**What to do:**
Each record that follows should be repeated exactly, minus any images.

— BEGIN Material for the task —

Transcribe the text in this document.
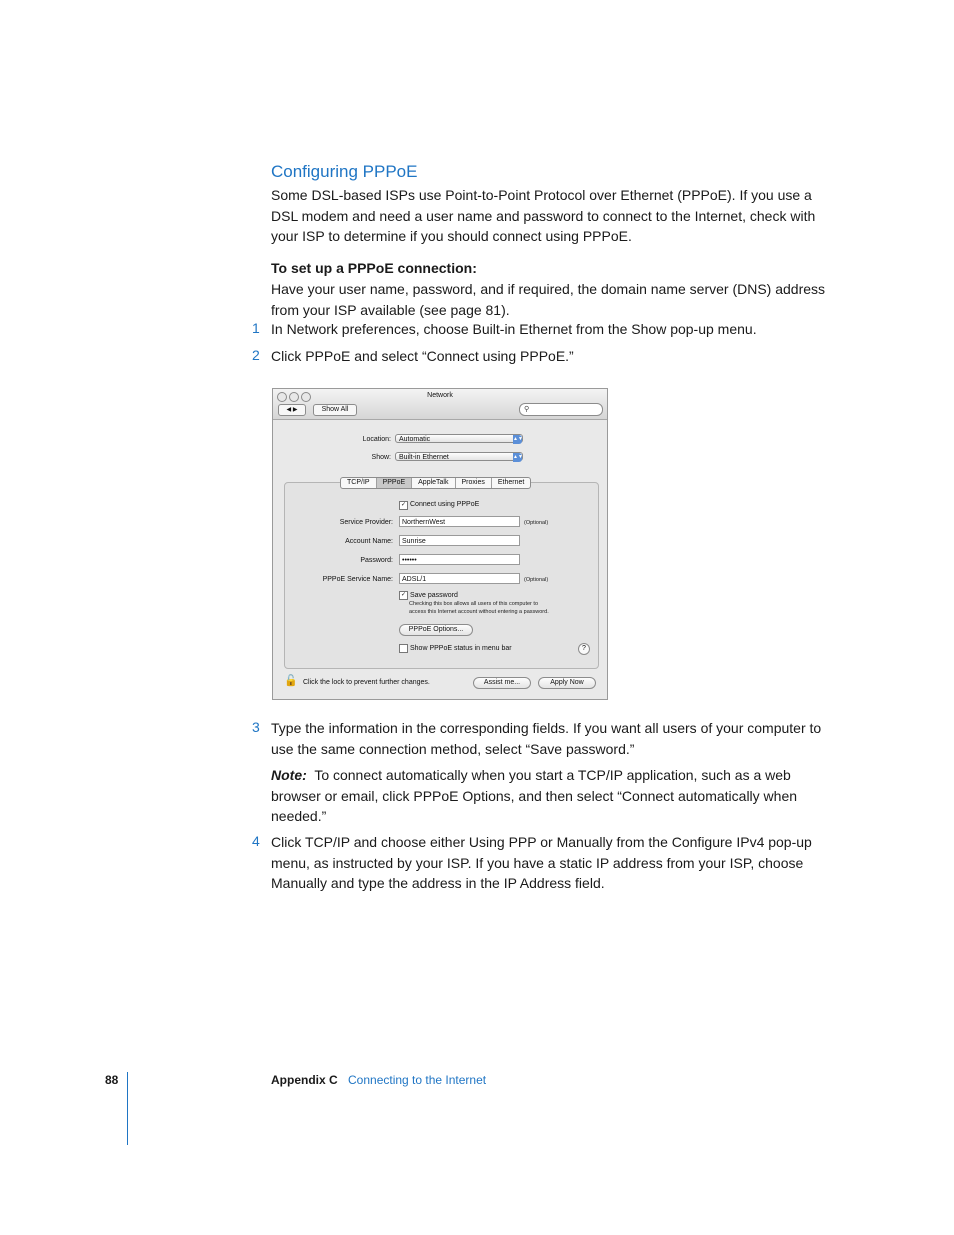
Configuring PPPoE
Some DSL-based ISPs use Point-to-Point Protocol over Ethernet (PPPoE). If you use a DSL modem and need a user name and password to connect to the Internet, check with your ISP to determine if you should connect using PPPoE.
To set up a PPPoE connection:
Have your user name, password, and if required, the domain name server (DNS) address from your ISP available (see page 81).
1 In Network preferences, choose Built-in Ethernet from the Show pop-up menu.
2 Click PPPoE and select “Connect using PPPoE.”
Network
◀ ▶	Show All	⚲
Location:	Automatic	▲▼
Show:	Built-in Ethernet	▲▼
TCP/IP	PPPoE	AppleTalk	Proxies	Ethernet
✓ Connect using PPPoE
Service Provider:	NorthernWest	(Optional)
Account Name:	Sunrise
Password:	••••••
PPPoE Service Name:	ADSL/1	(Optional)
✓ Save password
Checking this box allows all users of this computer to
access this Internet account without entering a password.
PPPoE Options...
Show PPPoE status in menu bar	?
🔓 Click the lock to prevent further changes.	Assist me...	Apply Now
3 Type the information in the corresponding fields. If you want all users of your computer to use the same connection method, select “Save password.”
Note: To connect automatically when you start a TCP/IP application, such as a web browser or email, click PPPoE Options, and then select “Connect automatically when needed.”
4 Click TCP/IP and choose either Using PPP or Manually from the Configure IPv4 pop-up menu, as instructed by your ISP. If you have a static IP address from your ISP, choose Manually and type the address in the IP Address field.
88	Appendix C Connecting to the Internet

— END Material for the task —

**Answer for the task:**
Transcribe the text in this document.
Configuring PPPoE
Some DSL-based ISPs use Point-to-Point Protocol over Ethernet (PPPoE). If you use a DSL modem and need a user name and password to connect to the Internet, check with your ISP to determine if you should connect using PPPoE.
To set up a PPPoE connection:
Have your user name, password, and if required, the domain name server (DNS) address from your ISP available (see page 81).
1 In Network preferences, choose Built-in Ethernet from the Show pop-up menu.
2 Click PPPoE and select “Connect using PPPoE.”
Network
◀ ▶	Show All	⚲
Location:	Automatic	▲▼
Show:	Built-in Ethernet	▲▼
TCP/IP	PPPoE	AppleTalk	Proxies	Ethernet
✓ Connect using PPPoE
Service Provider:	NorthernWest	(Optional)
Account Name:	Sunrise
Password:	••••••
PPPoE Service Name:	ADSL/1	(Optional)
✓ Save password
Checking this box allows all users of this computer to
access this Internet account without entering a password.
PPPoE Options...
Show PPPoE status in menu bar	?
🔓 Click the lock to prevent further changes.	Assist me...	Apply Now
3 Type the information in the corresponding fields. If you want all users of your computer to use the same connection method, select “Save password.”
Note: To connect automatically when you start a TCP/IP application, such as a web browser or email, click PPPoE Options, and then select “Connect automatically when needed.”
4 Click TCP/IP and choose either Using PPP or Manually from the Configure IPv4 pop-up menu, as instructed by your ISP. If you have a static IP address from your ISP, choose Manually and type the address in the IP Address field.
88	Appendix C Connecting to the Internet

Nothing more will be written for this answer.